→ THE PROBLEM:
Where the data below has the string "huynh", return the whole line.

[DATA ENTRIES start]

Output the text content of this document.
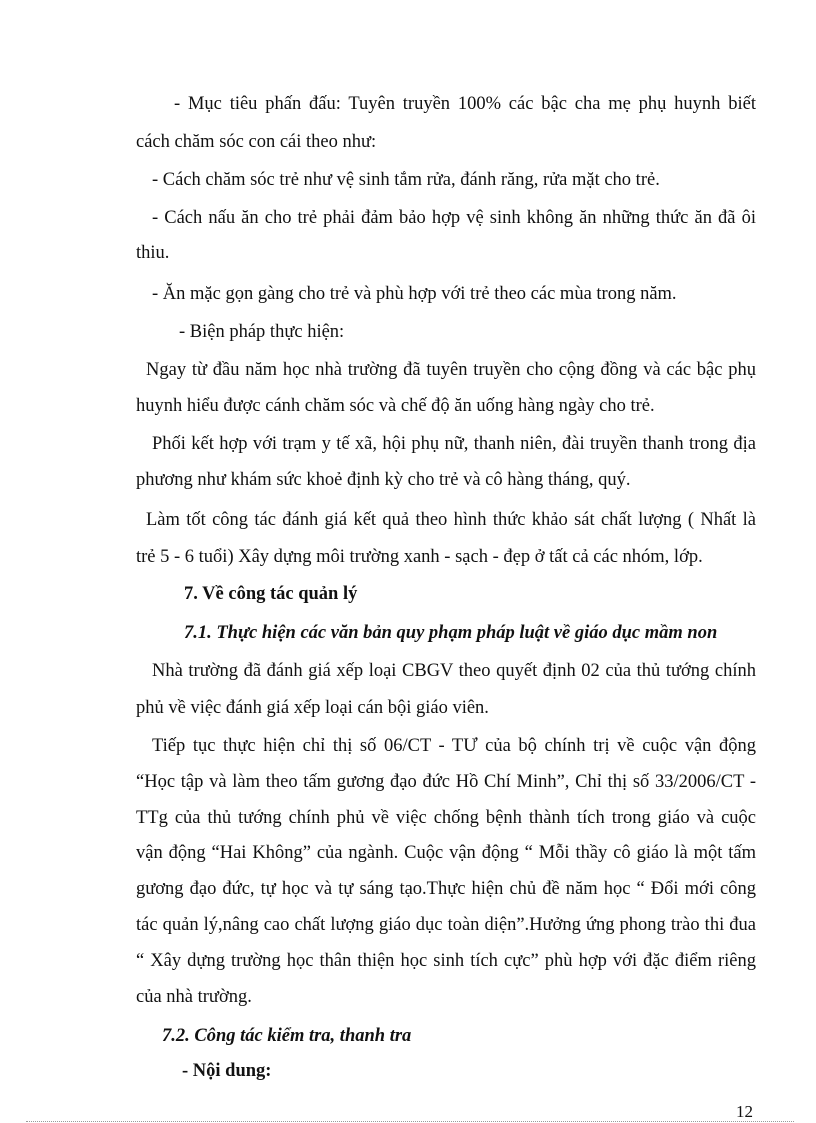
- Mục tiêu phấn đấu: Tuyên truyền 100% các bậc cha mẹ phụ huynh biết
cách chăm sóc con cái theo như:
- Cách chăm sóc trẻ như vệ sinh tắm rửa, đánh răng, rửa mặt cho trẻ.
- Cách nấu ăn cho trẻ phải đảm bảo hợp vệ sinh không ăn những thức ăn đã ôi
thiu.
- Ăn mặc gọn gàng cho trẻ và phù hợp với trẻ theo các mùa trong năm.
- Biện pháp thực hiện:
Ngay từ đầu năm học nhà trường đã tuyên truyền cho cộng đồng và các bậc phụ
huynh hiểu được cánh chăm sóc và chế độ ăn uống hàng ngày cho trẻ.
Phối kết hợp với trạm y tế xã, hội phụ nữ, thanh niên, đài truyền thanh trong địa
phương như khám sức khoẻ định kỳ cho trẻ và cô hàng tháng, quý.
Làm tốt công tác đánh giá kết quả theo hình thức khảo sát chất lượng ( Nhất là
trẻ 5 - 6 tuổi) Xây dựng môi trường xanh - sạch - đẹp ở tất cả các nhóm, lớp.
7. Về công tác quản lý
7.1. Thực hiện các văn bản quy phạm pháp luật về giáo dục mầm non
Nhà trường đã đánh giá xếp loại CBGV theo quyết định 02 của thủ tướng chính
phủ về việc đánh giá xếp loại cán bội giáo viên.
Tiếp tục thực hiện chỉ thị số 06/CT - TƯ của bộ chính trị về cuộc vận động
“Học tập và làm theo tấm gương đạo đức Hồ Chí Minh”, Chỉ thị số 33/2006/CT -
TTg của thủ tướng chính phủ về việc chống bệnh thành tích trong giáo và cuộc
vận động “Hai Không” của ngành. Cuộc vận động “ Mỗi thầy cô giáo là một tấm
gương đạo đức, tự học và tự sáng tạo.Thực hiện chủ đề năm học “ Đổi mới công
tác quản lý,nâng cao chất lượng giáo dục toàn diện”.Hưởng ứng phong trào thi đua
“ Xây dựng trường học thân thiện học sinh tích cực” phù hợp với đặc điểm riêng
của nhà trường.
7.2. Công tác kiểm tra, thanh tra
- Nội dung:
12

[DATA ENTRIES end]

→ RESULT FOR THIS EXERCISE:
- Mục tiêu phấn đấu: Tuyên truyền 100% các bậc cha mẹ phụ huynh biết
huynh hiểu được cánh chăm sóc và chế độ ăn uống hàng ngày cho trẻ.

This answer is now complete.